## STORED DATA:

╔══

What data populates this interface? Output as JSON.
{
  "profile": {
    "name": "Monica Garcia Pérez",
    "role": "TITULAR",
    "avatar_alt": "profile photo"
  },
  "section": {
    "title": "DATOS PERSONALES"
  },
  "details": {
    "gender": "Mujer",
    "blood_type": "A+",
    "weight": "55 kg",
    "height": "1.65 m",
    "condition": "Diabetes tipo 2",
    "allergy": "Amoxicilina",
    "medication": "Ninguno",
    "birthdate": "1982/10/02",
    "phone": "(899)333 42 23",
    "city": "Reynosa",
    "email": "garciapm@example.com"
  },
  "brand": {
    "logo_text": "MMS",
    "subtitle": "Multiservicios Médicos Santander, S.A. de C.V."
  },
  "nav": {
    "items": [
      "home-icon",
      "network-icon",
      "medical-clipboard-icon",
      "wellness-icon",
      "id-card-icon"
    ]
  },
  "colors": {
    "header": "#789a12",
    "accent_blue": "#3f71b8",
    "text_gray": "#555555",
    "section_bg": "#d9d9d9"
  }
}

╚══

## OBJECTIVE:
Return the entries above exactly, each one complete.

## ANSWER TO THE TASK:
What data populates this interface? Output as JSON.
{
  "profile": {
    "name": "Monica Garcia Pérez",
    "role": "TITULAR",
    "avatar_alt": "profile photo"
  },
  "section": {
    "title": "DATOS PERSONALES"
  },
  "details": {
    "gender": "Mujer",
    "blood_type": "A+",
    "weight": "55 kg",
    "height": "1.65 m",
    "condition": "Diabetes tipo 2",
    "allergy": "Amoxicilina",
    "medication": "Ninguno",
    "birthdate": "1982/10/02",
    "phone": "(899)333 42 23",
    "city": "Reynosa",
    "email": "garciapm@example.com"
  },
  "brand": {
    "logo_text": "MMS",
    "subtitle": "Multiservicios Médicos Santander, S.A. de C.V."
  },
  "nav": {
    "items": [
      "home-icon",
      "network-icon",
      "medical-clipboard-icon",
      "wellness-icon",
      "id-card-icon"
    ]
  },
  "colors": {
    "header": "#789a12",
    "accent_blue": "#3f71b8",
    "text_gray": "#555555",
    "section_bg": "#d9d9d9"
  }
}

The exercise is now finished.